• Bilan du cours du 2 février 2011

     

    La vie est courte, mais elle nous laisse toujours du temps pour la courtoisie. (Ralph Waldo Emerson)

    Après une fin d’automne hivernale, nous voilà plongés au cœur d’un hiver automnal.  Pas de quoi se sortir d’un épais état d’hibernation.  Le moment n’est plus au spleen, il s’agit de se mettre en condition pour le cours de ce soir.
    Mon cours, soigneusement pensé, est prêt *.  Rien de tel pour se mettre en forme physiquement qu’une heure de Kobudo... Ces dernières semaines, je n’ai guère sorti mon bokken de son étui.
    Je suis arrivé un peu avant 18 h et j’ai été surpris de voir le Dojo plongé dans l’obscurité.  J’espère que je pourrai utiliser ma clé car on dirait que les serrures ont été changées.  Heureusement, je peux ouvrir la porte.
    J’attends avant de me préparer... Jeannot arrive 20 minutes plus tard. Il m’apprend que Pierre ne pourra pas venir mais Guillaume l’a prévenu qu’il serait des nôtres. Nous attendons.
    Christophe ouvre la porte vers 18 h 45 et se met en tenue, suivi de Jeannot. Je vais me préparer quand, à 19 h, Guillaume entre dans le vestiaire.
    Trois élèves ! Je reconstruis mentalement mon cours quand j’entends la porte d’entrée claquer. Jaâfar et Stéphane font leur entrée.
    Je suis un peu déçu. Pas du petit nombre de présents mais du silence des autres.  Ce n’est pas difficile de prévenir qu’on sera absent... Je me suis déplacé pour eux. Quelles que soient les conditions météo, quel que ce soit mon état d’âme, je viens et je m’efforce de faire bonne figure, même si ce n’est pas toujours facile.

ÉNONCÉ A>
Peux-tu réécrire le passage du bilan du cours qui commence par « La vie est courte, mais » et va jusqu'à « ouvrir la porte. », en remplaçant « bokken » par « sabre de bois » ?
ÉNONCÉ B>
Peux-tu rédiger la suite du bilan du cours de Kobudo à partir de là où il s'arrête ?

DONNÉES FOURNIES>
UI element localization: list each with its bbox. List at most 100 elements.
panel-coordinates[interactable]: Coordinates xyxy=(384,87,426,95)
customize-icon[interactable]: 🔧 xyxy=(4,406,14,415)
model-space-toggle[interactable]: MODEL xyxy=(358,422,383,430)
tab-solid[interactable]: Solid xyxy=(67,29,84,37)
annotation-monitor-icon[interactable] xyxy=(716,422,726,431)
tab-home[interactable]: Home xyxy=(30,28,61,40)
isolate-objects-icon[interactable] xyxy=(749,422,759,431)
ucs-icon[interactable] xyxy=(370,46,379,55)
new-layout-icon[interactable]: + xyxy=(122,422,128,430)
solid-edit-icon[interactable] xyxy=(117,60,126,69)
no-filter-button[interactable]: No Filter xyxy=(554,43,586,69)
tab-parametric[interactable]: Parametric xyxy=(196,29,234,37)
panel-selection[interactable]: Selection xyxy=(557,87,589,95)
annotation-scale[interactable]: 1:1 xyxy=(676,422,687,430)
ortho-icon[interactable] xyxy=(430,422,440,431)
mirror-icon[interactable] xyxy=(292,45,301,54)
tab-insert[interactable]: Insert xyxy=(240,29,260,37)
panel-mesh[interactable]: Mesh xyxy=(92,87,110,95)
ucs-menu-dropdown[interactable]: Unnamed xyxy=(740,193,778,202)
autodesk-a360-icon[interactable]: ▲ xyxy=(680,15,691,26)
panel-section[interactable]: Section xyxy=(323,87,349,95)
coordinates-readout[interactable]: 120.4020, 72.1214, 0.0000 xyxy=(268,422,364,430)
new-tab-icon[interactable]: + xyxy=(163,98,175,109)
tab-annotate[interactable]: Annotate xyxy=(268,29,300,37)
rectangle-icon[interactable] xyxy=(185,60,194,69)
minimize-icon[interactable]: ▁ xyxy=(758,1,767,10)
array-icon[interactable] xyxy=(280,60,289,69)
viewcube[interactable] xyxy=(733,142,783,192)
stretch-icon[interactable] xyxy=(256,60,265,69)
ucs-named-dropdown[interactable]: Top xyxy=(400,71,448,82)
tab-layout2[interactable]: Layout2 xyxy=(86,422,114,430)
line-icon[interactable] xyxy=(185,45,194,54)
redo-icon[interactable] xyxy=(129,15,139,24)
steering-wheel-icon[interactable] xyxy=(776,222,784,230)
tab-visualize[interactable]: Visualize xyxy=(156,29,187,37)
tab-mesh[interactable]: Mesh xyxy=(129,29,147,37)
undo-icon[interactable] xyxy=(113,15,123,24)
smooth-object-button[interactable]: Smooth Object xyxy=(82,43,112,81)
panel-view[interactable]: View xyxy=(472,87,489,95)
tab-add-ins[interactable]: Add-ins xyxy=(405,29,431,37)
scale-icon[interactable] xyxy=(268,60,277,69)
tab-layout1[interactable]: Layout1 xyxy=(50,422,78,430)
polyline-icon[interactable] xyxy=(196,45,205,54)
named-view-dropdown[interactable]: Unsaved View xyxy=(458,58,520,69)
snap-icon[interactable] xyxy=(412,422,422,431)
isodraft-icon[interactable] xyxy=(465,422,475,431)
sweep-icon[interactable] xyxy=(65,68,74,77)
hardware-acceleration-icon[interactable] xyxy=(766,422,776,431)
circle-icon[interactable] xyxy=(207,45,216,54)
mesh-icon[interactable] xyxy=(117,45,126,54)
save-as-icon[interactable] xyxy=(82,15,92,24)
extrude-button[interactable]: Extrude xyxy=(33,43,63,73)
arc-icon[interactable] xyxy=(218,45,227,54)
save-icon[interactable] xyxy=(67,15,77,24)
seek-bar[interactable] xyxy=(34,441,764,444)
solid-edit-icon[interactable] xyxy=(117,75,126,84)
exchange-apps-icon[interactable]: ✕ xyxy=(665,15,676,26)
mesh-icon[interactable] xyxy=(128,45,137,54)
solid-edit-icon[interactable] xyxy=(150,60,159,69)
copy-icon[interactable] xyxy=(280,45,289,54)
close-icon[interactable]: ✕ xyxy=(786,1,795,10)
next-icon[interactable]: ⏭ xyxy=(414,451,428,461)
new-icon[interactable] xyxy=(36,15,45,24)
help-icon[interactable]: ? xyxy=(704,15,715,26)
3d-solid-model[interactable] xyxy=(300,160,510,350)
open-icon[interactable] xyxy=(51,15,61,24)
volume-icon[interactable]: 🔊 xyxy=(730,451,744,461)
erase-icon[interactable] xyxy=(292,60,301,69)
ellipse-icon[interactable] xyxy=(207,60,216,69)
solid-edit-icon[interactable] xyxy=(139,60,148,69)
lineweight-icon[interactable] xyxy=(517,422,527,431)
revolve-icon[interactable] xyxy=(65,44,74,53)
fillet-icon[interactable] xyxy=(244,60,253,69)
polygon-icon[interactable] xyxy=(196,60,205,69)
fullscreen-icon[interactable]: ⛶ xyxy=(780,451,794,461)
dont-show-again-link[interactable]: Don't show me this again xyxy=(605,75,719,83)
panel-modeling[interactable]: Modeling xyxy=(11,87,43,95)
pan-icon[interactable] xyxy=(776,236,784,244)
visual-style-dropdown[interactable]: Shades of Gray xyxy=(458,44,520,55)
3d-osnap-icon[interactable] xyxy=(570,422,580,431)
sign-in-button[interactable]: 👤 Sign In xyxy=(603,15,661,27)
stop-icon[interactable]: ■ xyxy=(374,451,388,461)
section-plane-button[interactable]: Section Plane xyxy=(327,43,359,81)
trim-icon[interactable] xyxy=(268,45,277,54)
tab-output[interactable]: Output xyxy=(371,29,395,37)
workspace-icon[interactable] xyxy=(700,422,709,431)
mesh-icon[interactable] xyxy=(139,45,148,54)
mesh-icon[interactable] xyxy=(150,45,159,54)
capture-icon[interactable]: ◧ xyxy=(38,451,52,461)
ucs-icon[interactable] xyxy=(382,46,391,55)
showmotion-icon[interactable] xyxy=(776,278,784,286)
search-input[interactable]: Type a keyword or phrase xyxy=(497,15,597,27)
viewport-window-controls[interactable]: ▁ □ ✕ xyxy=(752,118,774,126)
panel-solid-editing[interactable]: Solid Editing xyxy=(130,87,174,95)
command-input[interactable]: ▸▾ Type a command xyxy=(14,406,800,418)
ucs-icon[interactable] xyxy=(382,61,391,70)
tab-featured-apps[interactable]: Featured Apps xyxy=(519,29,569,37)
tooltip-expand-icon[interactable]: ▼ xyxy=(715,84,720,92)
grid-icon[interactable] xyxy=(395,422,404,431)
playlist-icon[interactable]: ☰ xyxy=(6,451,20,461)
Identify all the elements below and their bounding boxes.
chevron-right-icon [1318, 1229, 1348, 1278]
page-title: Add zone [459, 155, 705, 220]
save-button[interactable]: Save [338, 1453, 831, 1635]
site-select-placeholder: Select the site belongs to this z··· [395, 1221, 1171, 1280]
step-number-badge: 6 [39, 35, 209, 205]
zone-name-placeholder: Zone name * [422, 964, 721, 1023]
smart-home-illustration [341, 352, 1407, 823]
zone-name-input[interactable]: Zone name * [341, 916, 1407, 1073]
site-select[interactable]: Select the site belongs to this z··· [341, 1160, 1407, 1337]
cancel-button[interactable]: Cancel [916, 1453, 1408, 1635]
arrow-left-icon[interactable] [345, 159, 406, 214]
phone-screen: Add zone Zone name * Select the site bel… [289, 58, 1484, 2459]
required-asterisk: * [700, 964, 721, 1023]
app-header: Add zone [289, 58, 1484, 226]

RÉSULTAT FINAL A>
La vie est courte, mais elle nous laisse toujours du temps pour la courtoisie. (Ralph Waldo Emerson)

    Après une fin d’automne hivernale, nous voilà plongés au cœur d’un hiver automnal.  Pas de quoi se sortir d’un épais état d’hibernation.  Le moment n’est plus au spleen, il s’agit de se mettre en condition pour le cours de ce soir.
    Mon cours, soigneusement pensé, est prêt *.  Rien de tel pour se mettre en forme physiquement qu’une heure de Kobudo... Ces dernières semaines, je n’ai guère sorti mon sabre de bois de son étui.
    Je suis arrivé un peu avant 18 h et j’ai été surpris de voir le Dojo plongé dans l’obscurité.  J’espère que je pourrai utiliser ma clé car on dirait que les serrures ont été changées.  Heureusement, je peux ouvrir la porte.

RÉSULTAT FINAL B>
    Un vieux maître ne mérite peut-être pas un peu de courtoisie.

    Nous sommes ici-bas pour rire. Nous ne le pourrons plus au purgatoire ou en enfer. Et, au paradis, ce ne serait pas convenable. (Jules Renard)     

    Trêve d’état d’âme, il faut s’y mettre. Après tout, 5 élèves, ce n’est pas si mal si je construis mon cours sous forme d’entraînement au randori : Tori face à 4 Uke... attaques alternées droite et gauche, personne n’est censé se tromper d’attaque, je peux développer un cours très précis, très technique. Mais. C’est sans compter sur... On verra la suite !

    Ne te réjouis pas si l'amitié t'autorise à dire des paroles désagréables à tes amis proches. Plus tu deviens proche de quelqu'un, plus le tact et la courtoisie sont nécessaires. (Oliver Wendell Holmes)

    Premier exercice : randori esquive (O Irimi alterné droite et gauche). Je veux un travail lent, de grands déplacements.

    Attaques Tsuki droite et gauche. Si quelqu’un parvient malgré tout à se tromper d’attaque, Tori peut toujours esquiver. Chaque Uke porte 2 attaques.
    Dans un premier temps, les Uke se sont placés spontanément en ligne, face à Tori.  Le résultat est vite « brouillon », personne n’étant sûr du moment où il faut attaquer.  Je réorganise le groupe selon le randori en cercle. Avec 4 Uke, on dira qu’ils sont disposés selon les 4 points cardinaux ! Consigne impérative : Uke retrouve sa place aussitôt après avoir attaqué.

    Second exercice : Ushiro Kata Otoshi, sur Ura Yokomen Uchi.

    Mon petit groupe est perturbé : « On est habitué à le porter sur Omote Yokomen Uchi ! », se lamentent-ils. Que leur répondre sinon qu’ils sont censés pouvoir exécuter toutes les techniques sur toutes les attaques !
    En fait, la technique est portée à l’issue d’un enchaînement de 2 O Irimi successifs. Le premier me permet de contraindre Uke à fléchir ses jambes. Je profite de son intention de se relever pour le renverser en exécutant le second O Irimi. Les 2 Tai Sabaki s’effectuent dans le même sens, je change donc de garde et je suis bien placé pour répondre à l’attaque suivante.
    Pour répondre au souhait de mes élèves je leur demande ensuite Ushiro Kata Otoshi sur Omote Yokomen Uchi.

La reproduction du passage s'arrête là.